TASK BRIEF:
The entries below are to be repeated exactly as they stand.
--- START OF GIVEN RECORDS ---
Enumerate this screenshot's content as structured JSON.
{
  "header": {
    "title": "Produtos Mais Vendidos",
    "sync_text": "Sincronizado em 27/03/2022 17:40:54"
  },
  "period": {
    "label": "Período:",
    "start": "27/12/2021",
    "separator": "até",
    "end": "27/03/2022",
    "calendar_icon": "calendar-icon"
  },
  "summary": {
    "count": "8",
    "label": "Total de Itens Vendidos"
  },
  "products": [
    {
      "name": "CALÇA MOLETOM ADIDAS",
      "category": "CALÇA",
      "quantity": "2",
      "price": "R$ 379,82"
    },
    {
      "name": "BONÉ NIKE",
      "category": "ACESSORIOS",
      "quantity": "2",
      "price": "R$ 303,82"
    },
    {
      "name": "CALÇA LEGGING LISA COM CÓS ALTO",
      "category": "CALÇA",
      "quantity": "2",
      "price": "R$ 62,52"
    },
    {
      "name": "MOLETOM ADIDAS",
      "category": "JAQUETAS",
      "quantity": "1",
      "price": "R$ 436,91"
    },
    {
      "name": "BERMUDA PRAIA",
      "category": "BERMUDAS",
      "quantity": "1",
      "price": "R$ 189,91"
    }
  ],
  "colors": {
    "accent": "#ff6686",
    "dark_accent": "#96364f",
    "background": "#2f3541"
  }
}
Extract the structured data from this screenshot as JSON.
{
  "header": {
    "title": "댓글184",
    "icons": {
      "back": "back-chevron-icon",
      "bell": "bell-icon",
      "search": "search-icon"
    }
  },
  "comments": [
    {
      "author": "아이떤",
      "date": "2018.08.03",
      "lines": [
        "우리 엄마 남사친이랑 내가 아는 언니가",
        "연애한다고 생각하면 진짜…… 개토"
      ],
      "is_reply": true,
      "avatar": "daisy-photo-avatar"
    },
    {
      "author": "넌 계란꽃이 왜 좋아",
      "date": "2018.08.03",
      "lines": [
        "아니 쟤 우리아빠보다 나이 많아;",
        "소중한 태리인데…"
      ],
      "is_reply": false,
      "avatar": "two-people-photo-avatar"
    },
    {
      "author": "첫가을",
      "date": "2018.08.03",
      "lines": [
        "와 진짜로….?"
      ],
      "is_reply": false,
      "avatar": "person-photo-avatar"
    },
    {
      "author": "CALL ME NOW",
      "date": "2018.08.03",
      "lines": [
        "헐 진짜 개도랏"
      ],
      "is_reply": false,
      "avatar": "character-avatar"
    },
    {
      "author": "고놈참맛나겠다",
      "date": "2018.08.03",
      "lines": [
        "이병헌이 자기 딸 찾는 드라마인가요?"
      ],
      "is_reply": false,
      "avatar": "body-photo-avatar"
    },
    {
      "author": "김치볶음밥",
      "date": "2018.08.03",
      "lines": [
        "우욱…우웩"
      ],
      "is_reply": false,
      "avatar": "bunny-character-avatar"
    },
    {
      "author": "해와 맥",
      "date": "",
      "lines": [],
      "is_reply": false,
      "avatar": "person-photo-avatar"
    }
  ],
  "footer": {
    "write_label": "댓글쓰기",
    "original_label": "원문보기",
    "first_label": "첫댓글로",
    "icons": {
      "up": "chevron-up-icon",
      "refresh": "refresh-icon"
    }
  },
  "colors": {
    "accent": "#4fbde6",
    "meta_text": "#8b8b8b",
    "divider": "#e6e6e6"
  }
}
--- END OF GIVEN RECORDS ---
OUTPUT OF THE TASK:
Enumerate this screenshot's content as structured JSON.
{
  "header": {
    "title": "Produtos Mais Vendidos",
    "sync_text": "Sincronizado em 27/03/2022 17:40:54"
  },
  "period": {
    "label": "Período:",
    "start": "27/12/2021",
    "separator": "até",
    "end": "27/03/2022",
    "calendar_icon": "calendar-icon"
  },
  "summary": {
    "count": "8",
    "label": "Total de Itens Vendidos"
  },
  "products": [
    {
      "name": "CALÇA MOLETOM ADIDAS",
      "category": "CALÇA",
      "quantity": "2",
      "price": "R$ 379,82"
    },
    {
      "name": "BONÉ NIKE",
      "category": "ACESSORIOS",
      "quantity": "2",
      "price": "R$ 303,82"
    },
    {
      "name": "CALÇA LEGGING LISA COM CÓS ALTO",
      "category": "CALÇA",
      "quantity": "2",
      "price": "R$ 62,52"
    },
    {
      "name": "MOLETOM ADIDAS",
      "category": "JAQUETAS",
      "quantity": "1",
      "price": "R$ 436,91"
    },
    {
      "name": "BERMUDA PRAIA",
      "category": "BERMUDAS",
      "quantity": "1",
      "price": "R$ 189,91"
    }
  ],
  "colors": {
    "accent": "#ff6686",
    "dark_accent": "#96364f",
    "background": "#2f3541"
  }
}
Extract the structured data from this screenshot as JSON.
{
  "header": {
    "title": "댓글184",
    "icons": {
      "back": "back-chevron-icon",
      "bell": "bell-icon",
      "search": "search-icon"
    }
  },
  "comments": [
    {
      "author": "아이떤",
      "date": "2018.08.03",
      "lines": [
        "우리 엄마 남사친이랑 내가 아는 언니가",
        "연애한다고 생각하면 진짜…… 개토"
      ],
      "is_reply": true,
      "avatar": "daisy-photo-avatar"
    },
    {
      "author": "넌 계란꽃이 왜 좋아",
      "date": "2018.08.03",
      "lines": [
        "아니 쟤 우리아빠보다 나이 많아;",
        "소중한 태리인데…"
      ],
      "is_reply": false,
      "avatar": "two-people-photo-avatar"
    },
    {
      "author": "첫가을",
      "date": "2018.08.03",
      "lines": [
        "와 진짜로….?"
      ],
      "is_reply": false,
      "avatar": "person-photo-avatar"
    },
    {
      "author": "CALL ME NOW",
      "date": "2018.08.03",
      "lines": [
        "헐 진짜 개도랏"
      ],
      "is_reply": false,
      "avatar": "character-avatar"
    },
    {
      "author": "고놈참맛나겠다",
      "date": "2018.08.03",
      "lines": [
        "이병헌이 자기 딸 찾는 드라마인가요?"
      ],
      "is_reply": false,
      "avatar": "body-photo-avatar"
    },
    {
      "author": "김치볶음밥",
      "date": "2018.08.03",
      "lines": [
        "우욱…우웩"
      ],
      "is_reply": false,
      "avatar": "bunny-character-avatar"
    },
    {
      "author": "해와 맥",
      "date": "",
      "lines": [],
      "is_reply": false,
      "avatar": "person-photo-avatar"
    }
  ],
  "footer": {
    "write_label": "댓글쓰기",
    "original_label": "원문보기",
    "first_label": "첫댓글로",
    "icons": {
      "up": "chevron-up-icon",
      "refresh": "refresh-icon"
    }
  },
  "colors": {
    "accent": "#4fbde6",
    "meta_text": "#8b8b8b",
    "divider": "#e6e6e6"
  }
}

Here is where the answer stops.